[begin INPUT]

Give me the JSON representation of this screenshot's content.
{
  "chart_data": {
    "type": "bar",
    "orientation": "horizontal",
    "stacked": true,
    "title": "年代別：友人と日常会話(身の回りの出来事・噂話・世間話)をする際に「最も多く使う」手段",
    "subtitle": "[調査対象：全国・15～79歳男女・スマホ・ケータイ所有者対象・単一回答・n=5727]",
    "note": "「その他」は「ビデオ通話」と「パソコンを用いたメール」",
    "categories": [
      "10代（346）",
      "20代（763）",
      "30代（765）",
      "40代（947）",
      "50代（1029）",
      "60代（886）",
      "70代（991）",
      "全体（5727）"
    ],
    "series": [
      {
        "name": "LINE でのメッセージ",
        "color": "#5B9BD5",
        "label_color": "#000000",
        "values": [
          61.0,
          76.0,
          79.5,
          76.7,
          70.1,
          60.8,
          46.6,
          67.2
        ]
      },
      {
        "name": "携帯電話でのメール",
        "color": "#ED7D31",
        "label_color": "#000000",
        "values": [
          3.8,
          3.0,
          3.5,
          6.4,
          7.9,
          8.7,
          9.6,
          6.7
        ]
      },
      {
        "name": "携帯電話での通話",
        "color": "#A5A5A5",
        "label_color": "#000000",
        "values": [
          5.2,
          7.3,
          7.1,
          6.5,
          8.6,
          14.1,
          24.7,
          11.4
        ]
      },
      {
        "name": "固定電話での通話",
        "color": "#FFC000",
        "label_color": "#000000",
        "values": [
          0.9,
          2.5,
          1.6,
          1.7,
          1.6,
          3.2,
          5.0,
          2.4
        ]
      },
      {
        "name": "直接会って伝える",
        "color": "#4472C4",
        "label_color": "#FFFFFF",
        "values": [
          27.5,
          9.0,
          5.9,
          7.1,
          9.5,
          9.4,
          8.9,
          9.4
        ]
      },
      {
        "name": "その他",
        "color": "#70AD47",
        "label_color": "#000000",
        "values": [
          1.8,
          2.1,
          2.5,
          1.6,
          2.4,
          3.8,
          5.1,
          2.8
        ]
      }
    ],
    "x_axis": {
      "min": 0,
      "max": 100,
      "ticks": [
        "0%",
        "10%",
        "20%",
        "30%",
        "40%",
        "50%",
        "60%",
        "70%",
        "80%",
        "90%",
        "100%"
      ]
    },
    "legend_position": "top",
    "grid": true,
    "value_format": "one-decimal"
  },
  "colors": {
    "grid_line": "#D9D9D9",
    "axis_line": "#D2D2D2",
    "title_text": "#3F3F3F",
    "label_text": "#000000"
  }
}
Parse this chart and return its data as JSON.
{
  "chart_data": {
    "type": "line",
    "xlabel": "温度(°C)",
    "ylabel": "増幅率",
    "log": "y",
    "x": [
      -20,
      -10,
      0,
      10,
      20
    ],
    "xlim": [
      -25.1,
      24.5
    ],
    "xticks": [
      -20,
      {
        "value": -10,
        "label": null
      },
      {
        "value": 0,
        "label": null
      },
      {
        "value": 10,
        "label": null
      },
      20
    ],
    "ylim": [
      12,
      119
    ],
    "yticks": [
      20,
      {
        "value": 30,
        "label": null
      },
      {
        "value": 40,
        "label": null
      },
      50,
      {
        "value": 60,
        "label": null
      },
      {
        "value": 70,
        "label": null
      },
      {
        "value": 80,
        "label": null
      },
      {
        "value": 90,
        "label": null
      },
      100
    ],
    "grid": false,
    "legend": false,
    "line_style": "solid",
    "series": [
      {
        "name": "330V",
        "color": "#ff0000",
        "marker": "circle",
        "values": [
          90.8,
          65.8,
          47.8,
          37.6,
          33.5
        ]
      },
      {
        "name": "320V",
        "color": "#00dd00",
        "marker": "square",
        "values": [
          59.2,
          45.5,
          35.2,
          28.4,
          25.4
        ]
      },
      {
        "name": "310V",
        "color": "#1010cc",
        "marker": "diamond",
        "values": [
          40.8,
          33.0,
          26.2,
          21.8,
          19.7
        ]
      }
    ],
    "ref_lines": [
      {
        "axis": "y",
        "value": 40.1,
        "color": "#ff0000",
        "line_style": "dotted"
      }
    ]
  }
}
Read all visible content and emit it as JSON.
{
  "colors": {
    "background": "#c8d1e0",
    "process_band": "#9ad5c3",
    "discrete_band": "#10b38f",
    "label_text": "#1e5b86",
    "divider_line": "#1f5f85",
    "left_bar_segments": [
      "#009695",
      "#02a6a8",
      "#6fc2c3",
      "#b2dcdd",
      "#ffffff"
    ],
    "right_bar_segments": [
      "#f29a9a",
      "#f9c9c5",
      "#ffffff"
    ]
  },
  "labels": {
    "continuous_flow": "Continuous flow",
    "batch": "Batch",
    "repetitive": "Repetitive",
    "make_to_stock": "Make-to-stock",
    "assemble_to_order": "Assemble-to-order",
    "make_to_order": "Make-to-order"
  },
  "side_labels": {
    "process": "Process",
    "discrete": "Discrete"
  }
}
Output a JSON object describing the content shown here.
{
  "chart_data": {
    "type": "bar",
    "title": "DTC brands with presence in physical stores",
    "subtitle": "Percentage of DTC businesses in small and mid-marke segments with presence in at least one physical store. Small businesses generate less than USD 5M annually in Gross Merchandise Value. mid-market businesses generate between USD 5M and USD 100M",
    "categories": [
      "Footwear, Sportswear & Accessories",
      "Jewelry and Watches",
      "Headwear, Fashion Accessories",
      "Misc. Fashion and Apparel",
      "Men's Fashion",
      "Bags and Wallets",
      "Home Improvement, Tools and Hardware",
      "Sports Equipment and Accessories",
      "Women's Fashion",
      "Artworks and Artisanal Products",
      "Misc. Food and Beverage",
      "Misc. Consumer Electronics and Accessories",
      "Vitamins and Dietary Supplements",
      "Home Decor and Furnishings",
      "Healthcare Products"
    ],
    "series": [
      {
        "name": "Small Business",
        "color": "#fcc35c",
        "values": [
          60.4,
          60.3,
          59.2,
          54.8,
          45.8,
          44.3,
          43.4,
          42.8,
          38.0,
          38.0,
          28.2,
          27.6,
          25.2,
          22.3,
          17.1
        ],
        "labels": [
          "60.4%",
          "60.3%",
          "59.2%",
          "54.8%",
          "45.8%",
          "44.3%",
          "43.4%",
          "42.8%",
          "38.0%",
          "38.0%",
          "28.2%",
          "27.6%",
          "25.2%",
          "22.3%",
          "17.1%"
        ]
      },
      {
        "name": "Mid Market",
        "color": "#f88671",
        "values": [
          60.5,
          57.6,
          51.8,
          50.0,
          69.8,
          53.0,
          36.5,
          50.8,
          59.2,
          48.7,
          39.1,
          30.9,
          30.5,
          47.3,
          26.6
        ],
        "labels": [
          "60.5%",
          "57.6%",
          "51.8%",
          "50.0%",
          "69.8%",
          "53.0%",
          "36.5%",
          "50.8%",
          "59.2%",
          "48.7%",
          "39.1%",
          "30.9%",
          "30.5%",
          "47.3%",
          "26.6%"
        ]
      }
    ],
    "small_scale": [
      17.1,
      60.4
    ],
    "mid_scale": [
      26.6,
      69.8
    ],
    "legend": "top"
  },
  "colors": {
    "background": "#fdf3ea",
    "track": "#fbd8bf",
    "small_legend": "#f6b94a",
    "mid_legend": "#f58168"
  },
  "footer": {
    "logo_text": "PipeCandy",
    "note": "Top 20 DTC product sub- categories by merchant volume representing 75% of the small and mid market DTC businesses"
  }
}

[end INPUT]

• WHAT IS EXPECTED:
Send back all of the entries exactly, with nothing missing.

• WORKED ANSWER:
Give me the JSON representation of this screenshot's content.
{
  "chart_data": {
    "type": "bar",
    "orientation": "horizontal",
    "stacked": true,
    "title": "年代別：友人と日常会話(身の回りの出来事・噂話・世間話)をする際に「最も多く使う」手段",
    "subtitle": "[調査対象：全国・15～79歳男女・スマホ・ケータイ所有者対象・単一回答・n=5727]",
    "note": "「その他」は「ビデオ通話」と「パソコンを用いたメール」",
    "categories": [
      "10代（346）",
      "20代（763）",
      "30代（765）",
      "40代（947）",
      "50代（1029）",
      "60代（886）",
      "70代（991）",
      "全体（5727）"
    ],
    "series": [
      {
        "name": "LINE でのメッセージ",
        "color": "#5B9BD5",
        "label_color": "#000000",
        "values": [
          61.0,
          76.0,
          79.5,
          76.7,
          70.1,
          60.8,
          46.6,
          67.2
        ]
      },
      {
        "name": "携帯電話でのメール",
        "color": "#ED7D31",
        "label_color": "#000000",
        "values": [
          3.8,
          3.0,
          3.5,
          6.4,
          7.9,
          8.7,
          9.6,
          6.7
        ]
      },
      {
        "name": "携帯電話での通話",
        "color": "#A5A5A5",
        "label_color": "#000000",
        "values": [
          5.2,
          7.3,
          7.1,
          6.5,
          8.6,
          14.1,
          24.7,
          11.4
        ]
      },
      {
        "name": "固定電話での通話",
        "color": "#FFC000",
        "label_color": "#000000",
        "values": [
          0.9,
          2.5,
          1.6,
          1.7,
          1.6,
          3.2,
          5.0,
          2.4
        ]
      },
      {
        "name": "直接会って伝える",
        "color": "#4472C4",
        "label_color": "#FFFFFF",
        "values": [
          27.5,
          9.0,
          5.9,
          7.1,
          9.5,
          9.4,
          8.9,
          9.4
        ]
      },
      {
        "name": "その他",
        "color": "#70AD47",
        "label_color": "#000000",
        "values": [
          1.8,
          2.1,
          2.5,
          1.6,
          2.4,
          3.8,
          5.1,
          2.8
        ]
      }
    ],
    "x_axis": {
      "min": 0,
      "max": 100,
      "ticks": [
        "0%",
        "10%",
        "20%",
        "30%",
        "40%",
        "50%",
        "60%",
        "70%",
        "80%",
        "90%",
        "100%"
      ]
    },
    "legend_position": "top",
    "grid": true,
    "value_format": "one-decimal"
  },
  "colors": {
    "grid_line": "#D9D9D9",
    "axis_line": "#D2D2D2",
    "title_text": "#3F3F3F",
    "label_text": "#000000"
  }
}
Parse this chart and return its data as JSON.
{
  "chart_data": {
    "type": "line",
    "xlabel": "温度(°C)",
    "ylabel": "増幅率",
    "log": "y",
    "x": [
      -20,
      -10,
      0,
      10,
      20
    ],
    "xlim": [
      -25.1,
      24.5
    ],
    "xticks": [
      -20,
      {
        "value": -10,
        "label": null
      },
      {
        "value": 0,
        "label": null
      },
      {
        "value": 10,
        "label": null
      },
      20
    ],
    "ylim": [
      12,
      119
    ],
    "yticks": [
      20,
      {
        "value": 30,
        "label": null
      },
      {
        "value": 40,
        "label": null
      },
      50,
      {
        "value": 60,
        "label": null
      },
      {
        "value": 70,
        "label": null
      },
      {
        "value": 80,
        "label": null
      },
      {
        "value": 90,
        "label": null
      },
      100
    ],
    "grid": false,
    "legend": false,
    "line_style": "solid",
    "series": [
      {
        "name": "330V",
        "color": "#ff0000",
        "marker": "circle",
        "values": [
          90.8,
          65.8,
          47.8,
          37.6,
          33.5
        ]
      },
      {
        "name": "320V",
        "color": "#00dd00",
        "marker": "square",
        "values": [
          59.2,
          45.5,
          35.2,
          28.4,
          25.4
        ]
      },
      {
        "name": "310V",
        "color": "#1010cc",
        "marker": "diamond",
        "values": [
          40.8,
          33.0,
          26.2,
          21.8,
          19.7
        ]
      }
    ],
    "ref_lines": [
      {
        "axis": "y",
        "value": 40.1,
        "color": "#ff0000",
        "line_style": "dotted"
      }
    ]
  }
}
Read all visible content and emit it as JSON.
{
  "colors": {
    "background": "#c8d1e0",
    "process_band": "#9ad5c3",
    "discrete_band": "#10b38f",
    "label_text": "#1e5b86",
    "divider_line": "#1f5f85",
    "left_bar_segments": [
      "#009695",
      "#02a6a8",
      "#6fc2c3",
      "#b2dcdd",
      "#ffffff"
    ],
    "right_bar_segments": [
      "#f29a9a",
      "#f9c9c5",
      "#ffffff"
    ]
  },
  "labels": {
    "continuous_flow": "Continuous flow",
    "batch": "Batch",
    "repetitive": "Repetitive",
    "make_to_stock": "Make-to-stock",
    "assemble_to_order": "Assemble-to-order",
    "make_to_order": "Make-to-order"
  },
  "side_labels": {
    "process": "Process",
    "discrete": "Discrete"
  }
}
Output a JSON object describing the content shown here.
{
  "chart_data": {
    "type": "bar",
    "title": "DTC brands with presence in physical stores",
    "subtitle": "Percentage of DTC businesses in small and mid-marke segments with presence in at least one physical store. Small businesses generate less than USD 5M annually in Gross Merchandise Value. mid-market businesses generate between USD 5M and USD 100M",
    "categories": [
      "Footwear, Sportswear & Accessories",
      "Jewelry and Watches",
      "Headwear, Fashion Accessories",
      "Misc. Fashion and Apparel",
      "Men's Fashion",
      "Bags and Wallets",
      "Home Improvement, Tools and Hardware",
      "Sports Equipment and Accessories",
      "Women's Fashion",
      "Artworks and Artisanal Products",
      "Misc. Food and Beverage",
      "Misc. Consumer Electronics and Accessories",
      "Vitamins and Dietary Supplements",
      "Home Decor and Furnishings",
      "Healthcare Products"
    ],
    "series": [
      {
        "name": "Small Business",
        "color": "#fcc35c",
        "values": [
          60.4,
          60.3,
          59.2,
          54.8,
          45.8,
          44.3,
          43.4,
          42.8,
          38.0,
          38.0,
          28.2,
          27.6,
          25.2,
          22.3,
          17.1
        ],
        "labels": [
          "60.4%",
          "60.3%",
          "59.2%",
          "54.8%",
          "45.8%",
          "44.3%",
          "43.4%",
          "42.8%",
          "38.0%",
          "38.0%",
          "28.2%",
          "27.6%",
          "25.2%",
          "22.3%",
          "17.1%"
        ]
      },
      {
        "name": "Mid Market",
        "color": "#f88671",
        "values": [
          60.5,
          57.6,
          51.8,
          50.0,
          69.8,
          53.0,
          36.5,
          50.8,
          59.2,
          48.7,
          39.1,
          30.9,
          30.5,
          47.3,
          26.6
        ],
        "labels": [
          "60.5%",
          "57.6%",
          "51.8%",
          "50.0%",
          "69.8%",
          "53.0%",
          "36.5%",
          "50.8%",
          "59.2%",
          "48.7%",
          "39.1%",
          "30.9%",
          "30.5%",
          "47.3%",
          "26.6%"
        ]
      }
    ],
    "small_scale": [
      17.1,
      60.4
    ],
    "mid_scale": [
      26.6,
      69.8
    ],
    "legend": "top"
  },
  "colors": {
    "background": "#fdf3ea",
    "track": "#fbd8bf",
    "small_legend": "#f6b94a",
    "mid_legend": "#f58168"
  },
  "footer": {
    "logo_text": "PipeCandy",
    "note": "Top 20 DTC product sub- categories by merchant volume representing 75% of the small and mid market DTC businesses"
  }
}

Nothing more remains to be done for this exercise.